** Start of Data for the task **
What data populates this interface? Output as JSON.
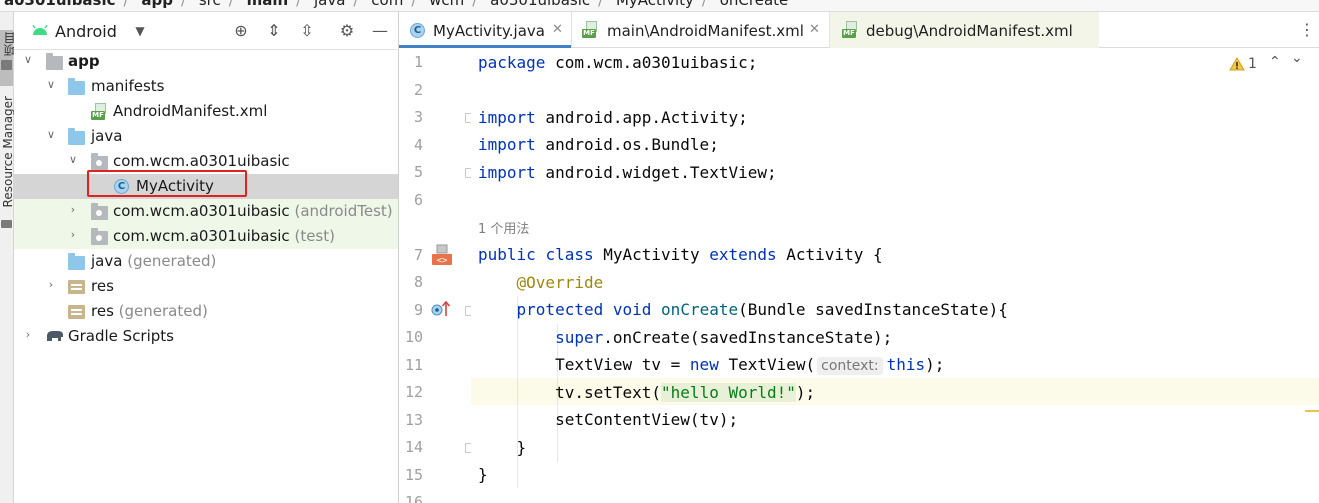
{
  "breadcrumb": [
    "a0301uibasic",
    "app",
    "src",
    "main",
    "java",
    "com",
    "wcm",
    "a0301uibasic",
    "MyActivity",
    "onCreate"
  ],
  "tool_strip": {
    "project_label": "项目",
    "resource_manager_label": "Resource Manager"
  },
  "project_panel": {
    "view_mode": "Android",
    "tree": [
      {
        "label": "app",
        "suffix": "",
        "expanded": true
      },
      {
        "label": "manifests",
        "suffix": "",
        "expanded": true
      },
      {
        "label": "AndroidManifest.xml",
        "suffix": ""
      },
      {
        "label": "java",
        "suffix": "",
        "expanded": true
      },
      {
        "label": "com.wcm.a0301uibasic",
        "suffix": "",
        "expanded": true
      },
      {
        "label": "MyActivity",
        "suffix": "",
        "selected": true
      },
      {
        "label": "com.wcm.a0301uibasic",
        "suffix": "(androidTest)"
      },
      {
        "label": "com.wcm.a0301uibasic",
        "suffix": "(test)"
      },
      {
        "label": "java",
        "suffix": "(generated)"
      },
      {
        "label": "res",
        "suffix": ""
      },
      {
        "label": "res",
        "suffix": "(generated)"
      },
      {
        "label": "Gradle Scripts",
        "suffix": ""
      }
    ]
  },
  "editor": {
    "tabs": [
      {
        "label": "MyActivity.java",
        "active": true
      },
      {
        "label": "main\\AndroidManifest.xml",
        "active": false
      },
      {
        "label": "debug\\AndroidManifest.xml",
        "active": false
      }
    ],
    "warning_count": "1",
    "line_numbers": [
      "1",
      "2",
      "3",
      "4",
      "5",
      "6",
      "7",
      "8",
      "9",
      "10",
      "11",
      "12",
      "13",
      "14",
      "15",
      "16"
    ],
    "usage_hint": "1 个用法",
    "code": {
      "pkg_kw": "package",
      "pkg_name": " com.wcm.a0301uibasic;",
      "import_kw": "import",
      "import1": " android.app.Activity;",
      "import2": " android.os.Bundle;",
      "import3": " android.widget.TextView;",
      "public_kw": "public",
      "class_kw": "class",
      "class_name": " MyActivity ",
      "extends_kw": "extends",
      "extends_rest": " Activity {",
      "override": "@Override",
      "protected_kw": "protected",
      "void_kw": "void",
      "oncreate": "onCreate",
      "oncreate_params": "(Bundle savedInstanceState){",
      "super_kw": "super",
      "super_rest": ".onCreate(savedInstanceState);",
      "tv_decl": "TextView tv = ",
      "new_kw": "new",
      "tv_ctor": " TextView(",
      "param_hint": "context:",
      "this_kw": "this",
      "tv_end": ");",
      "settext": "tv.setText(",
      "hello": "\"hello World!\"",
      "settext_end": ");",
      "setcontent": "setContentView(tv);",
      "close_method": "}",
      "close_class": "}"
    }
  },
  "colors": {
    "keyword": "#0033b3",
    "annotation": "#9e880d",
    "string": "#067d17",
    "method": "#00627a",
    "selection_border": "#e0231f",
    "active_tab_underline": "#4083c9"
  }
}
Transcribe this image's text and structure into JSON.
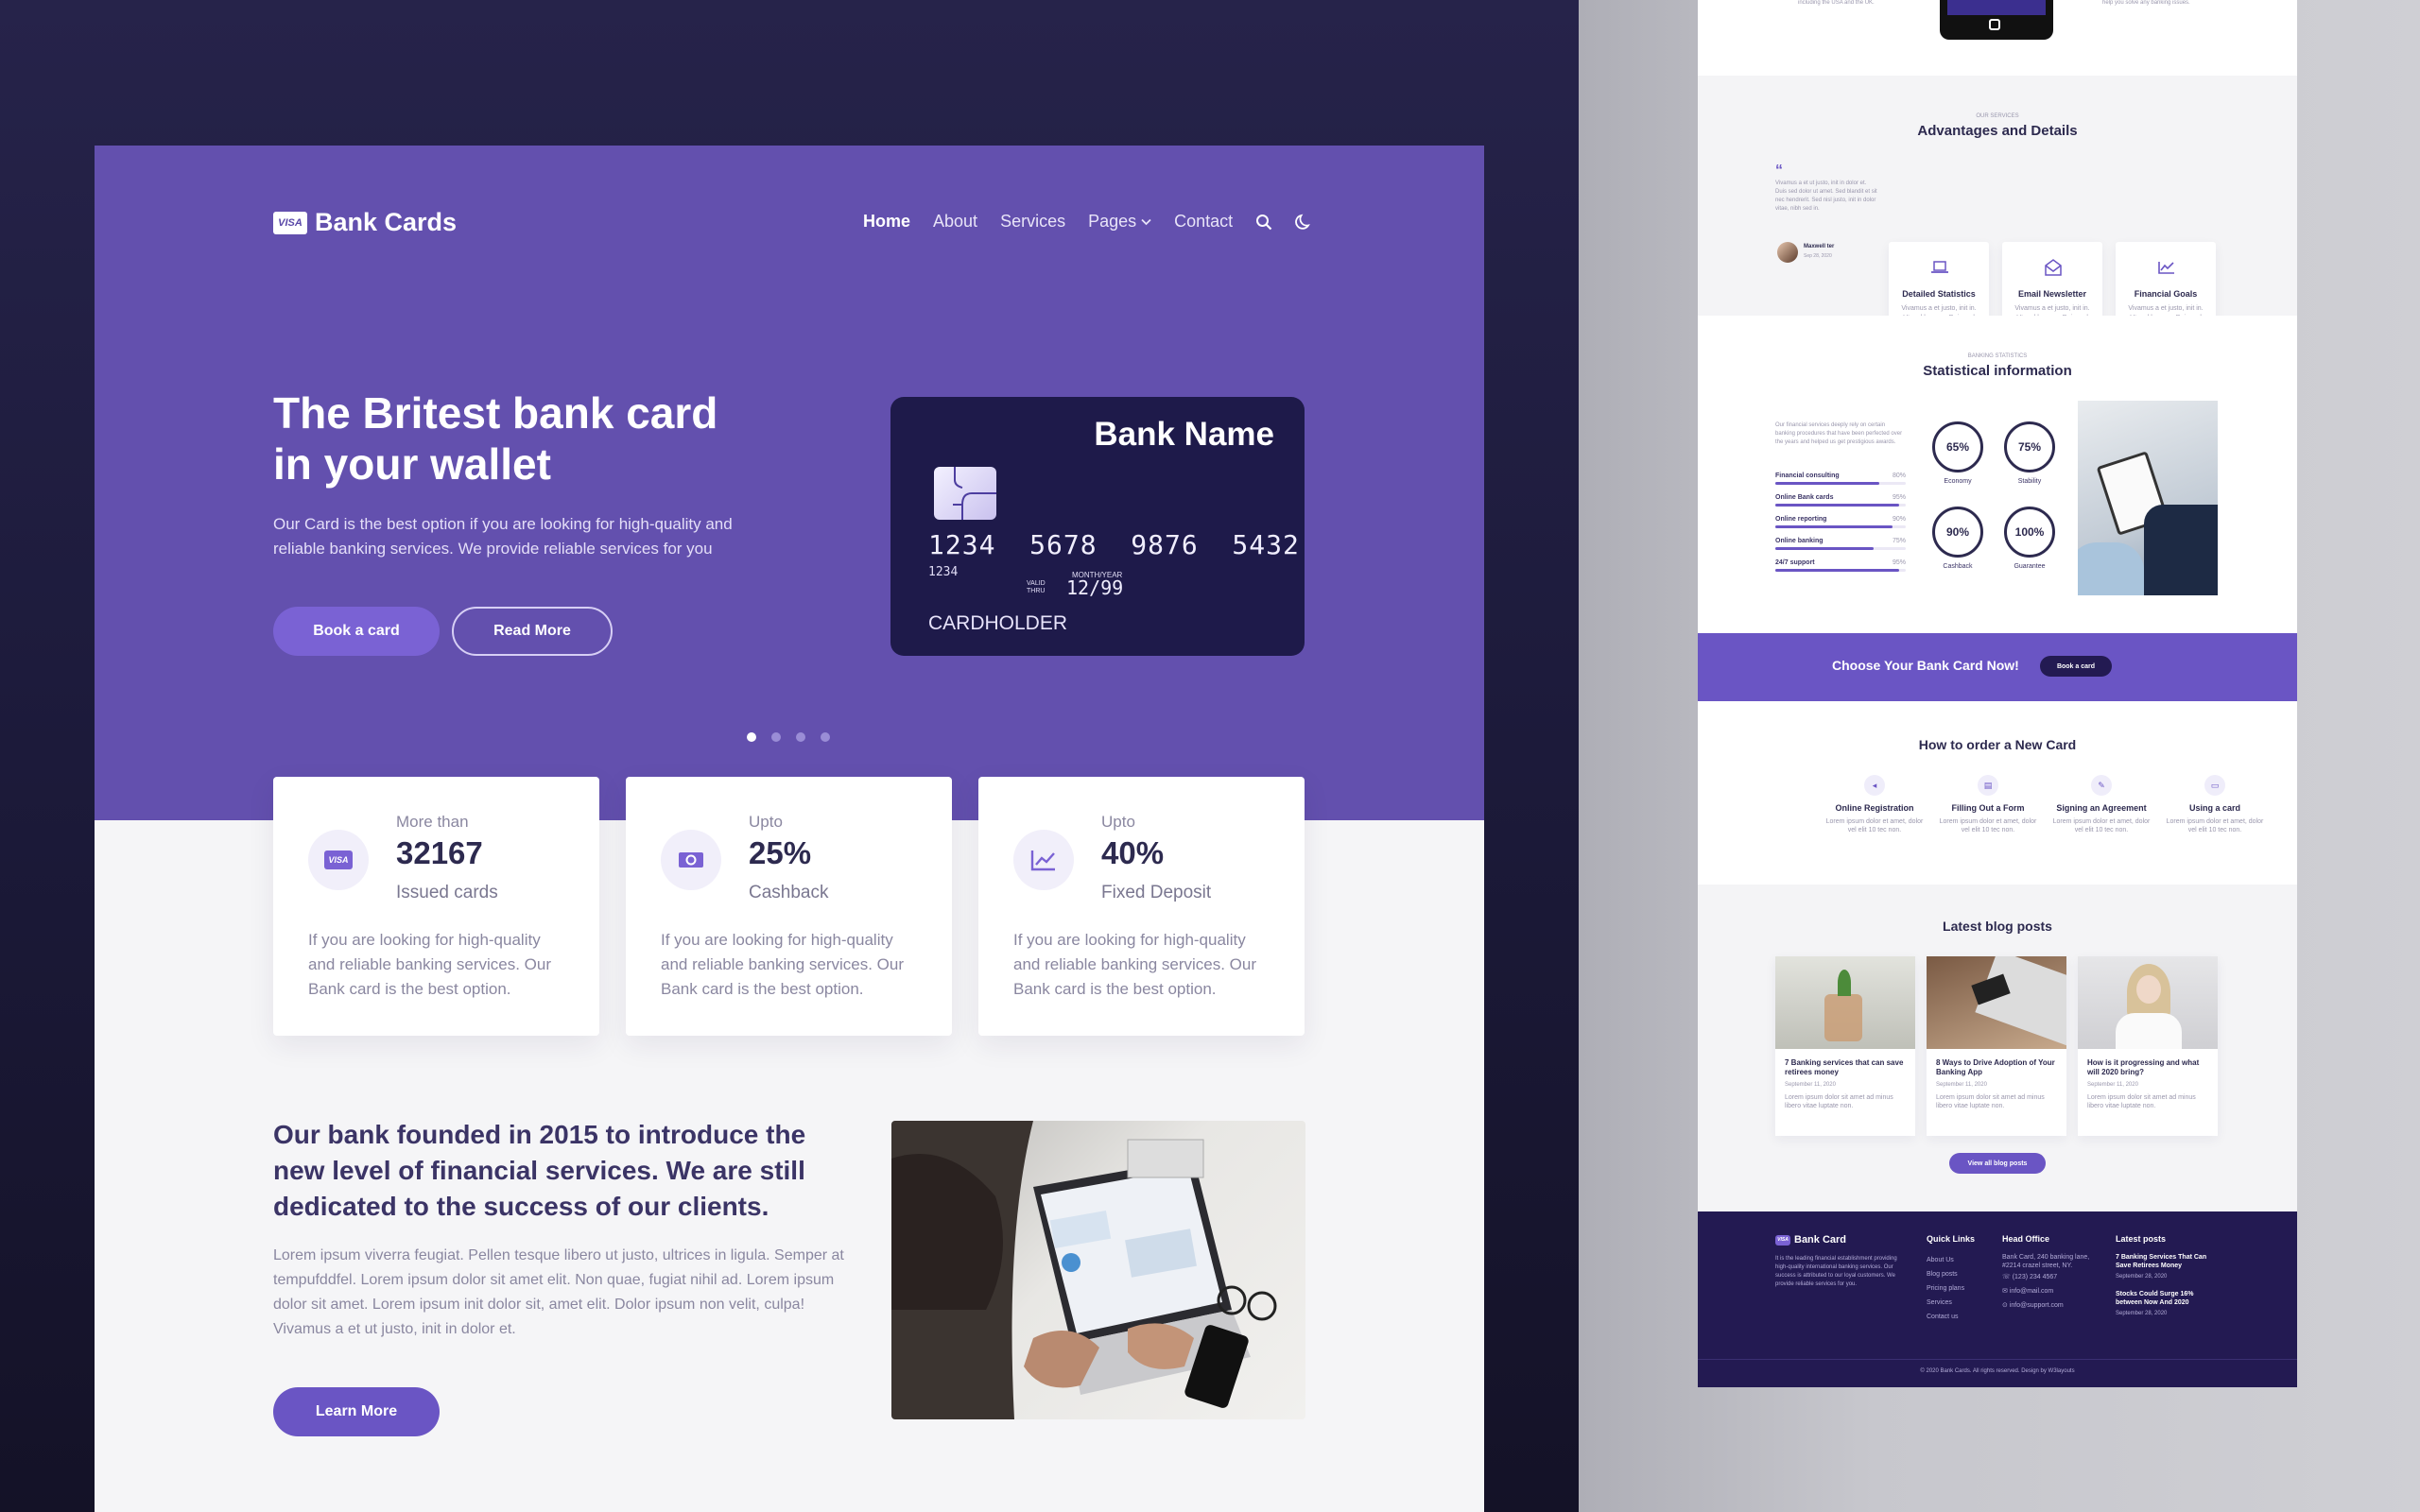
{
  "hero": {
    "brand_badge": "VISA",
    "brand": "Bank Cards",
    "nav": [
      "Home",
      "About",
      "Services",
      "Pages",
      "Contact"
    ],
    "title_line1": "The Britest bank card",
    "title_line2": "in your wallet",
    "subtitle": "Our Card is the best option if you are looking for high-quality and reliable banking services. We provide reliable services for you",
    "btn_primary": "Book a card",
    "btn_secondary": "Read More",
    "card": {
      "bank_name": "Bank Name",
      "number": "1234  5678  9876  5432",
      "small_number": "1234",
      "valid_label": "VALID THRU",
      "month_label": "MONTH/YEAR",
      "expiry": "12/99",
      "holder": "CARDHOLDER"
    },
    "slider_active": 0
  },
  "stats": [
    {
      "pre": "More than",
      "value": "32167",
      "label": "Issued cards",
      "text": "If you are looking for high-quality and reliable banking services. Our Bank card is the best option.",
      "icon": "visa-card-icon"
    },
    {
      "pre": "Upto",
      "value": "25%",
      "label": "Cashback",
      "text": "If you are looking for high-quality and reliable banking services. Our Bank card is the best option.",
      "icon": "money-icon"
    },
    {
      "pre": "Upto",
      "value": "40%",
      "label": "Fixed Deposit",
      "text": "If you are looking for high-quality and reliable banking services. Our Bank card is the best option.",
      "icon": "chart-line-icon"
    }
  ],
  "about": {
    "heading": "Our bank founded in 2015 to introduce the new level of financial services. We are still dedicated to the success of our clients.",
    "text": "Lorem ipsum viverra feugiat. Pellen tesque libero ut justo, ultrices in ligula. Semper at tempufddfel. Lorem ipsum dolor sit amet elit. Non quae, fugiat nihil ad. Lorem ipsum dolor sit amet. Lorem ipsum init dolor sit, amet elit. Dolor ipsum non velit, culpa! Vivamus a et ut justo, init in dolor et.",
    "button": "Learn More"
  },
  "right": {
    "top_left_text": "including the USA and the UK.",
    "top_right_text": "help you solve any banking issues.",
    "services": {
      "eyebrow": "OUR SERVICES",
      "title": "Advantages and Details",
      "quote": "Vivamus a et ut justo, init in dolor et. Duis sed dolor ut amet. Sed blandit et sit nec hendrerit. Sed nisl justo, init in dolor vitae, nibh sed in.",
      "author": "Maxwell ter",
      "author_date": "Sep 28, 2020",
      "cards": [
        {
          "title": "Detailed Statistics",
          "text": "Vivamus a et justo, init in. Ut sed leo nec. Duis sed dolor et."
        },
        {
          "title": "Email Newsletter",
          "text": "Vivamus a et justo, init in. Ut sed leo nec. Duis sed dolor et."
        },
        {
          "title": "Financial Goals",
          "text": "Vivamus a et justo, init in. Ut sed leo nec. Duis sed dolor et."
        }
      ]
    },
    "statistics": {
      "eyebrow": "BANKING STATISTICS",
      "title": "Statistical information",
      "intro": "Our financial services deeply rely on certain banking procedures that have been perfected over the years and helped us get prestigious awards.",
      "bars": [
        {
          "label": "Financial consulting",
          "value": "80%",
          "pct": 80
        },
        {
          "label": "Online Bank cards",
          "value": "95%",
          "pct": 95
        },
        {
          "label": "Online reporting",
          "value": "90%",
          "pct": 90
        },
        {
          "label": "Online banking",
          "value": "75%",
          "pct": 75
        },
        {
          "label": "24/7 support",
          "value": "95%",
          "pct": 95
        }
      ],
      "rings": [
        {
          "value": "65%",
          "label": "Economy"
        },
        {
          "value": "75%",
          "label": "Stability"
        },
        {
          "value": "90%",
          "label": "Cashback"
        },
        {
          "value": "100%",
          "label": "Guarantee"
        }
      ]
    },
    "cta": {
      "text": "Choose Your Bank Card Now!",
      "button": "Book a card"
    },
    "order": {
      "title": "How to order a New Card",
      "steps": [
        {
          "title": "Online Registration",
          "text": "Lorem ipsum dolor et amet, dolor vel elit 10 tec non."
        },
        {
          "title": "Filling Out a Form",
          "text": "Lorem ipsum dolor et amet, dolor vel elit 10 tec non."
        },
        {
          "title": "Signing an Agreement",
          "text": "Lorem ipsum dolor et amet, dolor vel elit 10 tec non."
        },
        {
          "title": "Using a card",
          "text": "Lorem ipsum dolor et amet, dolor vel elit 10 tec non."
        }
      ]
    },
    "blog": {
      "title": "Latest blog posts",
      "posts": [
        {
          "title": "7 Banking services that can save retirees money",
          "date": "September 11, 2020",
          "text": "Lorem ipsum dolor sit amet ad minus libero vitae luptate non."
        },
        {
          "title": "8 Ways to Drive Adoption of Your Banking App",
          "date": "September 11, 2020",
          "text": "Lorem ipsum dolor sit amet ad minus libero vitae luptate non."
        },
        {
          "title": "How is it progressing and what will 2020 bring?",
          "date": "September 11, 2020",
          "text": "Lorem ipsum dolor sit amet ad minus libero vitae luptate non."
        }
      ],
      "button": "View all blog posts"
    },
    "footer": {
      "brand": "Bank Card",
      "about": "It is the leading financial establishment providing high-quality international banking services. Our success is attributed to our loyal customers. We provide reliable services for you.",
      "quick_title": "Quick Links",
      "quick": [
        "About Us",
        "Blog posts",
        "Pricing plans",
        "Services",
        "Contact us"
      ],
      "office_title": "Head Office",
      "office": [
        "Bank Card, 240 banking lane,",
        "#2214 crazel street, NY.",
        "(123) 234 4567",
        "info@mail.com",
        "info@support.com"
      ],
      "posts_title": "Latest posts",
      "posts": [
        {
          "title": "7 Banking Services That Can Save Retirees Money",
          "date": "September 28, 2020"
        },
        {
          "title": "Stocks Could Surge 16% between Now And 2020",
          "date": "September 28, 2020"
        }
      ],
      "copyright": "© 2020 Bank Cards. All rights reserved. Design by W3layouts"
    }
  },
  "colors": {
    "primary": "#6350ae",
    "dark": "#1e1a4a",
    "footer": "#231a52",
    "button": "#6a55c4"
  }
}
** End of Data for the task **
#### Exercise task
Look through the entries and return every line where "eyebrow" appears.

#### Solution to the problem
      "eyebrow": "OUR SERVICES",
      "eyebrow": "BANKING STATISTICS",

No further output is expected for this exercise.